- **PASSAGE SHOWN**:
* * * *

This study was conducted with preliminary data and has limitations, including a small number of participants and variability in the types and locations of the cerebrovascular lesions. Therefore, future studies will be carried out with larger samples and patients with other clinical conditions that affect expressive language. Normative data for the Brazilian population will also be provided, allowing clinicians and researchers to use this instrument in their neuropsychological assessments.

* * * *

[Structured page parsing data]
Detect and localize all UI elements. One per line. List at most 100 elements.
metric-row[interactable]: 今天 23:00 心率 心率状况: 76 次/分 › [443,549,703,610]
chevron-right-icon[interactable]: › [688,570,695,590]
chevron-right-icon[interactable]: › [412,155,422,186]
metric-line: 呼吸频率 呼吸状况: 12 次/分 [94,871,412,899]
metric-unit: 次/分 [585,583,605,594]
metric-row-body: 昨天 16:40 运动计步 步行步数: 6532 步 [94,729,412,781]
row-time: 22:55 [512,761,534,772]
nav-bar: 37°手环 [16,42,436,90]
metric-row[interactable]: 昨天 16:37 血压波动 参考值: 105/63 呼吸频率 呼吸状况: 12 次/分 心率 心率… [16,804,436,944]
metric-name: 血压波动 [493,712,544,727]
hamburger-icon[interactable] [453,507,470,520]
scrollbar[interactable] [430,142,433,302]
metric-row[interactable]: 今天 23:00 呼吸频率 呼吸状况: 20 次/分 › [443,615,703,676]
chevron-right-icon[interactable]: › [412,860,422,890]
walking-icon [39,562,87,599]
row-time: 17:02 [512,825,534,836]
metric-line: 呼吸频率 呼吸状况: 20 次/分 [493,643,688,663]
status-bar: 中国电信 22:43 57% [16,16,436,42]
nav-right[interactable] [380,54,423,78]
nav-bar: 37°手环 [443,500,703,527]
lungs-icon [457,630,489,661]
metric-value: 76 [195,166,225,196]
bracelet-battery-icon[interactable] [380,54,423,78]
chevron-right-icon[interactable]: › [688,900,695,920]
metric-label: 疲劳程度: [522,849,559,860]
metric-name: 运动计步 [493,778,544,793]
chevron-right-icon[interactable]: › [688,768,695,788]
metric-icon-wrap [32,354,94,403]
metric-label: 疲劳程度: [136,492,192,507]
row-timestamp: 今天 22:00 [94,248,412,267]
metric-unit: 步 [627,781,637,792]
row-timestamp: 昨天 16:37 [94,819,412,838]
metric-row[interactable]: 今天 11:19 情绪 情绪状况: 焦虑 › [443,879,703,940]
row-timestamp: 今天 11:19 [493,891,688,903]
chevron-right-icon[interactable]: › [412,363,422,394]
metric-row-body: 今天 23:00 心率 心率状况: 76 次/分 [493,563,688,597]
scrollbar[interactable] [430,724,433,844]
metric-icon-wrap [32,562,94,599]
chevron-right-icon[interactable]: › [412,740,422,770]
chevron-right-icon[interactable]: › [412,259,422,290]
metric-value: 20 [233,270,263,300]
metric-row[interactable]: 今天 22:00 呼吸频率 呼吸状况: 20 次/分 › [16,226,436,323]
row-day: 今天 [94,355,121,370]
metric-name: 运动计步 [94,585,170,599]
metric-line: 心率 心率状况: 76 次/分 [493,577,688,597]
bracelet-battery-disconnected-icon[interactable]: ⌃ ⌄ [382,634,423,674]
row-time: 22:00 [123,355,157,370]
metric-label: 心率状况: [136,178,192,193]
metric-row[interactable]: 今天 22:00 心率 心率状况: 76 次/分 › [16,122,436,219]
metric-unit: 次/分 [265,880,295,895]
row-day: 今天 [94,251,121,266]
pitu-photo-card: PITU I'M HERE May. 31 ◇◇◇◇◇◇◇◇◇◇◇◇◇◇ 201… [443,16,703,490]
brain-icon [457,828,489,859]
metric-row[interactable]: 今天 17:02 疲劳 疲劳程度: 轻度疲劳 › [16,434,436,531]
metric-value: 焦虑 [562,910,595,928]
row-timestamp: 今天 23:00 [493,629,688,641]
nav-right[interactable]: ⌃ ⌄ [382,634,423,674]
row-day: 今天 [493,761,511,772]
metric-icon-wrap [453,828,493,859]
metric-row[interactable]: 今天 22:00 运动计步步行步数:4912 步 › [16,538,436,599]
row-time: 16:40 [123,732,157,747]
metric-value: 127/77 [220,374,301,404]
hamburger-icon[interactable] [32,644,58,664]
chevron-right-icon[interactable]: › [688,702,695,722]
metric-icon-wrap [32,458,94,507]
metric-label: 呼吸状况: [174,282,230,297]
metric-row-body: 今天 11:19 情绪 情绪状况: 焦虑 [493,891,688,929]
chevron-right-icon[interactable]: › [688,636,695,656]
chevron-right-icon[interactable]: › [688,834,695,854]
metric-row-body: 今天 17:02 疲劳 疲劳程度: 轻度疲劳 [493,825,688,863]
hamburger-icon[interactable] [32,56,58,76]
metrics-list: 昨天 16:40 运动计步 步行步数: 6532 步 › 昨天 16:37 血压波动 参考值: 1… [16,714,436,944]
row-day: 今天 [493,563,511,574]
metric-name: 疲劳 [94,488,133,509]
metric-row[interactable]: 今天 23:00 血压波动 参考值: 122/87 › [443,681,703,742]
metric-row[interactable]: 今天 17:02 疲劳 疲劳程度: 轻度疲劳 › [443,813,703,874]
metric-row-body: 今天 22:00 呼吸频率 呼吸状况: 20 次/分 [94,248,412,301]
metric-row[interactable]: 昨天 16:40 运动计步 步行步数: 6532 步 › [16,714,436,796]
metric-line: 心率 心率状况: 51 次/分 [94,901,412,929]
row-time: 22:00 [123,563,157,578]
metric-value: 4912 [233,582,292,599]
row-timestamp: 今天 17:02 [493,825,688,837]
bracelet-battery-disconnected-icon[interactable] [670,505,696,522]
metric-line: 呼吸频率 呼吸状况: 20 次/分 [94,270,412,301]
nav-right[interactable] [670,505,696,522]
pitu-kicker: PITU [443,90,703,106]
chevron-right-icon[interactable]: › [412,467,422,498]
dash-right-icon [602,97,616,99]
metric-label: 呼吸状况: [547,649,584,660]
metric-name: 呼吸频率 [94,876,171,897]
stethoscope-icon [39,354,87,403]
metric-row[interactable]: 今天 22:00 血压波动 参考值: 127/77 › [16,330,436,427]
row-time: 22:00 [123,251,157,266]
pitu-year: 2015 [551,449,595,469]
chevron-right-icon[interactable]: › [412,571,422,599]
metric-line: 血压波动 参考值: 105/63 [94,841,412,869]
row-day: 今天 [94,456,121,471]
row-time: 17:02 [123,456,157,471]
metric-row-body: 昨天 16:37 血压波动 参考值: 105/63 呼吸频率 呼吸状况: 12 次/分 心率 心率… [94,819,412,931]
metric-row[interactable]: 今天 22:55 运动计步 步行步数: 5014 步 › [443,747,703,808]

* * * *

- **ASSIGNMENT**: Update the passage on the study's limitations: rewrite the part that opens with the words containing "This study was" and closes with "their neuropsychological assessments.", replacing "participants" with "subjects".

- **ANSWER TO THIS PROBLEM**:
This study was conducted with preliminary data and has limitations, including a small number of subjects and variability in the types and locations of the cerebrovascular lesions. Therefore, future studies will be carried out with larger samples and patients with other clinical conditions that affect expressive language. Normative data for the Brazilian population will also be provided, allowing clinicians and researchers to use this instrument in their neuropsychological assessments.